== TASK LIST ==
[a] In the passage on Ghirlandaio's Last Supper, what was Ghirlandaio's theme, as contrasted with Angelico's?
[b] Retype the passage on Ghirlandaio's Last Supper, starting at "I sat out the" and ending at "for their means.".

--- START OF SELECTED EXCERPT ---

I sat out the sermon and departed, I hope, with the gentle
preacher's blessing. I went into the smaller refectory, near by,
to refresh my memory of the beautiful Last Supper of Domenico
Ghirlandaio. It would be putting things coarsely to say that I
adjourned thus from a sernlon to a comedy, though Ghirlandaio's
theme, as contrasted with the blessed Angelico's, was the
dramatic spectacular side of human life. How keenly he observed
it and how richly he rendered it, the world about him of colour
and costume, of handsome heads and pictorial groupings! In his
admirable school there is no painter one enjoys--pace
Ruskin--more sociably and irresponsibly. Lippo Lippi is simpler,
quainter, more frankly expressive; but we retain before him a
remnant of the sympathetic discomfort provoked by the masters
whose conceptions were still a trifle too large for their means.

--- END OF SELECTED EXCERPT ---
--- START OF DATA EXCERPTS ---

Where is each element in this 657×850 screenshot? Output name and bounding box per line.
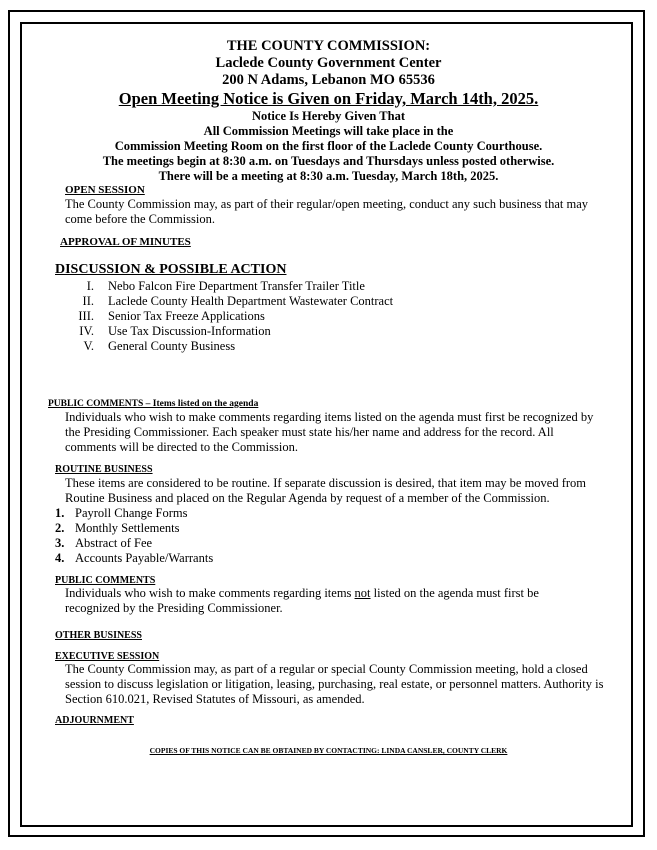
public-comments-text-before: Individuals who wish to make comments regarding items <box>65 586 355 600</box>
public-comments-text-after: listed on the agenda must first be recognized by the Presiding Commissioner. <box>65 586 539 615</box>
public-comments-agenda-heading: PUBLIC COMMENTS – Items listed on the agenda <box>48 399 259 409</box>
header-notice-line: Notice Is Hereby Given That <box>251 109 405 123</box>
open-session-text: The County Commission may, as part of their regular/open meeting, conduct any such business that may come before the Commission. <box>65 197 589 226</box>
header-line3: 200 N Adams, Lebanon MO 65536 <box>222 72 435 88</box>
executive-session-heading: EXECUTIVE SESSION <box>55 651 160 662</box>
header-notice-line: All Commission Meetings will take place in the <box>203 124 454 138</box>
footer-copies-notice: COPIES OF THIS NOTICE CAN BE OBTAINED BY CONTACTING: LINDA CANSLER, COUNTY CLERK <box>149 746 508 755</box>
header-notice-line: The meetings begin at 8:30 a.m. on Tuesdays and Thursdays unless posted otherwise. <box>102 154 555 168</box>
public-comments-text-not: not <box>354 586 371 600</box>
approval-of-minutes-heading: APPROVAL OF MINUTES <box>60 236 191 248</box>
routine-business-heading: ROUTINE BUSINESS <box>55 464 153 475</box>
routine-business-text: These items are considered to be routine. If separate discussion is desired, that item may be moved from Routine Business and placed on the Regular Agenda by request of a member of the Commission. <box>65 476 587 505</box>
executive-session-text: The County Commission may, as part of a regular or special County Commission meeting, hold a closed session to discuss legislation or litigation, leasing, purchasing, real estate, or personnel matters. Authority is Section 610.021, Revised Statutes of Missouri, as amended. <box>65 662 604 706</box>
public-comments-text <box>65 586 565 616</box>
header-line2: Laclede County Government Center <box>215 55 442 71</box>
header-line1: THE COUNTY COMMISSION: <box>226 38 431 54</box>
routine-business-list: 1. Payroll Change Forms 2. Monthly Settlements 3. Abstract of Fee 4. Accounts Payable/Warrants <box>55 506 214 565</box>
public-comments-heading: PUBLIC COMMENTS <box>55 575 156 586</box>
other-business-heading: OTHER BUSINESS <box>55 630 142 641</box>
notice-title: Open Meeting Notice is Given on Friday, March 14th, 2025. <box>118 89 539 108</box>
public-comments-agenda-text: Individuals who wish to make comments regarding items listed on the agenda must first be recognized by the Presiding Commissioner. Each speaker must state his/her name and address for the record. All comments will be directed to the Commission. <box>65 410 594 454</box>
discussion-list: I. Nebo Falcon Fire Department Transfer Trailer Title II. Laclede County Health Department Wastewater Contract III. Senior Tax Freeze Applications IV. Use Tax Discussion-Information V. General County Business <box>78 279 394 353</box>
discussion-heading: DISCUSSION & POSSIBLE ACTION <box>55 262 287 277</box>
adjournment-heading: ADJOURNMENT <box>55 715 134 726</box>
open-session-heading: OPEN SESSION <box>65 184 145 196</box>
header-notice-line: There will be a meeting at 8:30 a.m. Tuesday, March 18th, 2025. <box>158 169 499 183</box>
header-notice-line: Commission Meeting Room on the first floor of the Laclede County Courthouse. <box>114 139 543 153</box>
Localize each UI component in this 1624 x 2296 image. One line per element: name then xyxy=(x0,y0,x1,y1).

--- END OF DATA EXCERPTS ---

== RESPONSES TO THE TASKS ==
[a] The dramatic spectacular side of human life.

[b]
I sat out the sermon and departed, I hope, with the gentle
preacher's blessing. I went into the smaller refectory, near by,
to refresh my memory of the beautiful Last Supper of Domenico
Ghirlandaio. It would be putting things coarsely to say that I
adjourned thus from a sernlon to a comedy, though Ghirlandaio's
theme, as contrasted with the blessed Angelico's, was the
dramatic spectacular side of human life. How keenly he observed
it and how richly he rendered it, the world about him of colour
and costume, of handsome heads and pictorial groupings! In his
admirable school there is no painter one enjoys--pace
Ruskin--more sociably and irresponsibly. Lippo Lippi is simpler,
quainter, more frankly expressive; but we retain before him a
remnant of the sympathetic discomfort provoked by the masters
whose conceptions were still a trifle too large for their means.